*Tarefa 1*. Segundo o trecho sobre a Pedra Grande, por que se diz que esse marco deu nome ao município de Itatiaiuçu?

*Trecho do texto*.
'''

Não bastasse a beleza desse marco geográfico para a população da região – com nascentes, quedas d´água e ainda um corredor ecológico de travessia de animais silvestres, o único intacto na região –, o entorno da Pedra Grande abriga comunidades tradicionais e tem grande apelo turístico, sendo palco até da prática de esportes radicais.
Coube à geóloga Daniela Cordeiro dimensionar, em sua apresentação na audiência, o risco que o chamado Projeto Camargos, da Usiminas, representa para Pedra Grande, que já é tombada pelos Municípios de Itatiaiuçu e Igarapé. No caso do primeiro, foi esse marco inclusive que deu nome à cidade, já que Itatiaiuçu significa “pedra grande dentada” na língua tupi.

'''

*Tarefa 2*. Copie de novo as linhas de dados, da linha com "sofa-pillow xyxy=(493,59,528,91)" até a linha com "washbasin-round-left xyxy=(80,280,106,308)", inclusive. Substitua "toilet-right" por "vaso-sanitario-direita" e deixe todo o resto igual.

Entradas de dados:
'''

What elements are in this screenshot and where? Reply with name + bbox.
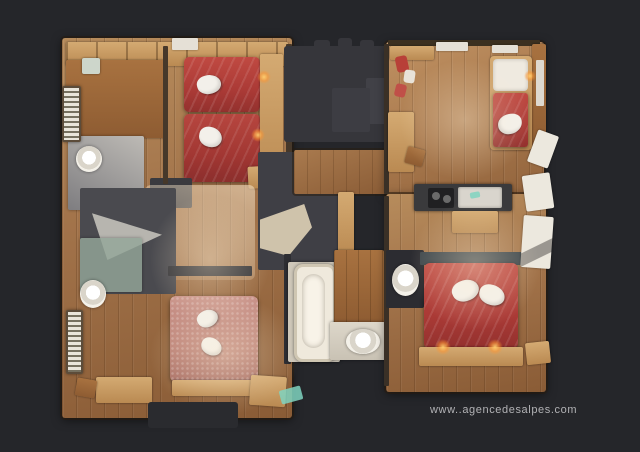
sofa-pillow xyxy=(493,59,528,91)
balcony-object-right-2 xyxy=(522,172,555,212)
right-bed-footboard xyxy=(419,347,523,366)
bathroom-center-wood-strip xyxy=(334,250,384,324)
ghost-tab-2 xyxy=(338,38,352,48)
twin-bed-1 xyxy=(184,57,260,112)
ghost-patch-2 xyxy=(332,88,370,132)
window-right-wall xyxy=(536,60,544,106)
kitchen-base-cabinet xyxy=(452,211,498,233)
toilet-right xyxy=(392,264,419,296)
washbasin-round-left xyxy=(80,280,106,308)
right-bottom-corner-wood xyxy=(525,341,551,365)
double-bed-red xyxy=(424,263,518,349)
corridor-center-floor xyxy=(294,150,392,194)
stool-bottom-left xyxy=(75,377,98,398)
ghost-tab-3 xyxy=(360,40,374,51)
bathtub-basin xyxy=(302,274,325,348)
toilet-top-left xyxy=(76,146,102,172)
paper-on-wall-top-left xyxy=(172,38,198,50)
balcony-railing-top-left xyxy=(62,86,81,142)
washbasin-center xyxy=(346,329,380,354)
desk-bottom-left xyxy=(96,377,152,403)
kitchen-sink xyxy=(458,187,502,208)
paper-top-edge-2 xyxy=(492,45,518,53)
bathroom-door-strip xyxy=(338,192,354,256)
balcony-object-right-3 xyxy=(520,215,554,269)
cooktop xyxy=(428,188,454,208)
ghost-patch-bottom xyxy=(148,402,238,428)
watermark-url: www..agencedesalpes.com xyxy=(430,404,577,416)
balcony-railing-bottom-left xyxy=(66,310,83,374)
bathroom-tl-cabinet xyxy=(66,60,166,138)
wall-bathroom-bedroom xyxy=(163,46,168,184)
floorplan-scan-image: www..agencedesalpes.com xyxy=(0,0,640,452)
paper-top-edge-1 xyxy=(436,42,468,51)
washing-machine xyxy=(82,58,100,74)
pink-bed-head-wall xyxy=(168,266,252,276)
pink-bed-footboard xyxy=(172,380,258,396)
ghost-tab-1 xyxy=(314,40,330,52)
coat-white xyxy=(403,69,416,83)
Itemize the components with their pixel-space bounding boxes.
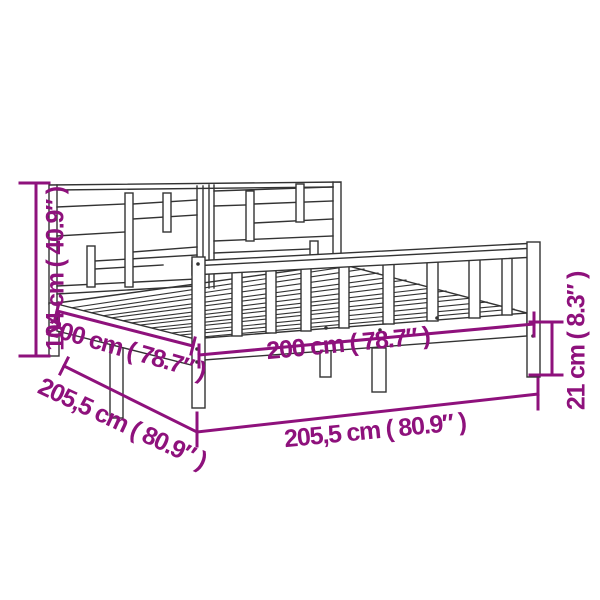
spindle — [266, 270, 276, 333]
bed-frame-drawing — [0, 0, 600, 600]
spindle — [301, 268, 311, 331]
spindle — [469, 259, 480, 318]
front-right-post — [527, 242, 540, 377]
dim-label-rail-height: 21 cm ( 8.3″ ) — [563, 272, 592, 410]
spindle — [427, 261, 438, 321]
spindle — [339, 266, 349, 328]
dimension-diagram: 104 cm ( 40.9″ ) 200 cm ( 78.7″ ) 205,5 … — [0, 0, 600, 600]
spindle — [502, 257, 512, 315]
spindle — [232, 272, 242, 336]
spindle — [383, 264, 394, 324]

'''
'''

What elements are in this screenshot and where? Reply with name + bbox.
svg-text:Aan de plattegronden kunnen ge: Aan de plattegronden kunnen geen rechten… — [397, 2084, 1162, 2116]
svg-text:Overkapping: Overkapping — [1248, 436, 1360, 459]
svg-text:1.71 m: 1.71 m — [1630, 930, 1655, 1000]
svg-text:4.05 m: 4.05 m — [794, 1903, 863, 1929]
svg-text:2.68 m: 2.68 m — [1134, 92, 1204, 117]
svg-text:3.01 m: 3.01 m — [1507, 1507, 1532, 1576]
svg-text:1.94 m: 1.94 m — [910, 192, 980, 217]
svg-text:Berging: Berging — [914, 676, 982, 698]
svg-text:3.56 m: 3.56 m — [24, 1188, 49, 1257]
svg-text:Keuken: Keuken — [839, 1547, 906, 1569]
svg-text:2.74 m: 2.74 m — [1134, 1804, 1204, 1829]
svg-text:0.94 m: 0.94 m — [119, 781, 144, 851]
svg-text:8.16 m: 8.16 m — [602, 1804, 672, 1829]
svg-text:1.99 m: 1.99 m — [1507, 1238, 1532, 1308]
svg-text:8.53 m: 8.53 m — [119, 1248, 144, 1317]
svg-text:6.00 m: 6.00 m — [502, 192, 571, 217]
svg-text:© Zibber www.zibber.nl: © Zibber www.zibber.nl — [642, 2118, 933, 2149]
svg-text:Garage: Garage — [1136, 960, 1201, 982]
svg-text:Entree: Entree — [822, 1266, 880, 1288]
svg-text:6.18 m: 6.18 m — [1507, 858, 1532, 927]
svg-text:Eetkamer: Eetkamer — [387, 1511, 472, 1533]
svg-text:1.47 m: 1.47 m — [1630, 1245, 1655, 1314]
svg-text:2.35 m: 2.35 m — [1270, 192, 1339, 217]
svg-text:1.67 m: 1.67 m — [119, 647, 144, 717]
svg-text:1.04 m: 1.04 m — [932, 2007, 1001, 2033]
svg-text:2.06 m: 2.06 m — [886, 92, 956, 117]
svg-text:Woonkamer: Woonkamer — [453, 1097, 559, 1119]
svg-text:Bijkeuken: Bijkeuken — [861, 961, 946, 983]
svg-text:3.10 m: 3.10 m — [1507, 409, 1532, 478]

'''
'''

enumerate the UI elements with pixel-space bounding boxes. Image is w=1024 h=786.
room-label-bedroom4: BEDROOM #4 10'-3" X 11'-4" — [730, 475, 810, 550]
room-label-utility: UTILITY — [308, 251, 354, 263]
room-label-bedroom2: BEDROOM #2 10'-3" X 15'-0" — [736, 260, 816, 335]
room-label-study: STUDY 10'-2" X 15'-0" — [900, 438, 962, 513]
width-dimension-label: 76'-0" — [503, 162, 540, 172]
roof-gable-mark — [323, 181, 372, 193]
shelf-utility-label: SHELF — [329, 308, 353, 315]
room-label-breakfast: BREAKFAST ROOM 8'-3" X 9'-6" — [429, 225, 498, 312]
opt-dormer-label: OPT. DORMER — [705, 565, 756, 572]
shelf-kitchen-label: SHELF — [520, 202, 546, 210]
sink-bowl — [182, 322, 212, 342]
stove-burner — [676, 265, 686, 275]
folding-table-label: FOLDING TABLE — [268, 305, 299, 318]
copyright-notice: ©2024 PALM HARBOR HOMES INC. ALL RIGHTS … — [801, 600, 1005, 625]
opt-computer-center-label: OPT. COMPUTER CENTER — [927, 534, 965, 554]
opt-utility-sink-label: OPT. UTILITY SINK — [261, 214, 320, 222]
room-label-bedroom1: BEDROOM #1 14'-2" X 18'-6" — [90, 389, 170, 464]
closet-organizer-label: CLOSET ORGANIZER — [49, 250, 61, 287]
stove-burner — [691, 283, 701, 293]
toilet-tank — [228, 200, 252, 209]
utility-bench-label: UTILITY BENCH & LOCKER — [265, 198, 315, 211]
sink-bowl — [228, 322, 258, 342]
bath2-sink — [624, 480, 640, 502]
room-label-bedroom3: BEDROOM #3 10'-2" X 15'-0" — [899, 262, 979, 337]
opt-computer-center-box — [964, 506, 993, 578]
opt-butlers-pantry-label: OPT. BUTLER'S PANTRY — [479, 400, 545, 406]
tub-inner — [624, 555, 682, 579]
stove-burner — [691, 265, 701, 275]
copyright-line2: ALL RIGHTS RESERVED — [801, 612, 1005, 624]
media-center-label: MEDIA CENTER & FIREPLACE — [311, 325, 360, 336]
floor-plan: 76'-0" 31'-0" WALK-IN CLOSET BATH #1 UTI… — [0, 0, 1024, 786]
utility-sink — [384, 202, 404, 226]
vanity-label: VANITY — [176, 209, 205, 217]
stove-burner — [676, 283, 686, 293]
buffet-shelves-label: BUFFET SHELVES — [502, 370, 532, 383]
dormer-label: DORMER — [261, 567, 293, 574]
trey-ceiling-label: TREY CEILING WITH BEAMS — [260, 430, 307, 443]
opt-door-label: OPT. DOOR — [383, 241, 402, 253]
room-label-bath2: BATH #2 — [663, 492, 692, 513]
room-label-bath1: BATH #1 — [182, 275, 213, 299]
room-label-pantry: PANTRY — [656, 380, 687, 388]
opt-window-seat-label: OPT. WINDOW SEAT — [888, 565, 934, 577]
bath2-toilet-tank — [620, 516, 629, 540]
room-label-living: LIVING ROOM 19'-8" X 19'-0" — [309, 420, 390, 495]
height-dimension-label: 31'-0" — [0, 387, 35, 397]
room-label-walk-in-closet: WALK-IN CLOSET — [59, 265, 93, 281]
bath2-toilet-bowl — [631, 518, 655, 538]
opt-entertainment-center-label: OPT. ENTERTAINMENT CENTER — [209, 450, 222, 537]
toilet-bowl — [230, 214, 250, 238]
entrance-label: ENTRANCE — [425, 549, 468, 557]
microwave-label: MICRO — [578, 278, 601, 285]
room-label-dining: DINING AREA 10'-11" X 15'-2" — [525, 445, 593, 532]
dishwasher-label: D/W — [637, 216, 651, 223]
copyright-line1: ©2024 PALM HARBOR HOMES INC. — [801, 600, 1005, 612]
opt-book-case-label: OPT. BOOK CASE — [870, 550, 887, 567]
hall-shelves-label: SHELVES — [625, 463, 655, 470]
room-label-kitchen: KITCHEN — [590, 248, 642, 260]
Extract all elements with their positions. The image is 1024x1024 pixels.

'''

*Resposta 1*. Porque, na língua tupi, Itatiaiuçu significa “pedra grande dentada”. Por isso o nome da cidade vem da Pedra Grande.

*Resposta 2*.
sofa-pillow xyxy=(493,59,528,91)
balcony-object-right-2 xyxy=(522,172,555,212)
right-bed-footboard xyxy=(419,347,523,366)
bathroom-center-wood-strip xyxy=(334,250,384,324)
ghost-tab-2 xyxy=(338,38,352,48)
twin-bed-1 xyxy=(184,57,260,112)
ghost-patch-2 xyxy=(332,88,370,132)
window-right-wall xyxy=(536,60,544,106)
kitchen-base-cabinet xyxy=(452,211,498,233)
vaso-sanitario-direita xyxy=(392,264,419,296)
washbasin-round-left xyxy=(80,280,106,308)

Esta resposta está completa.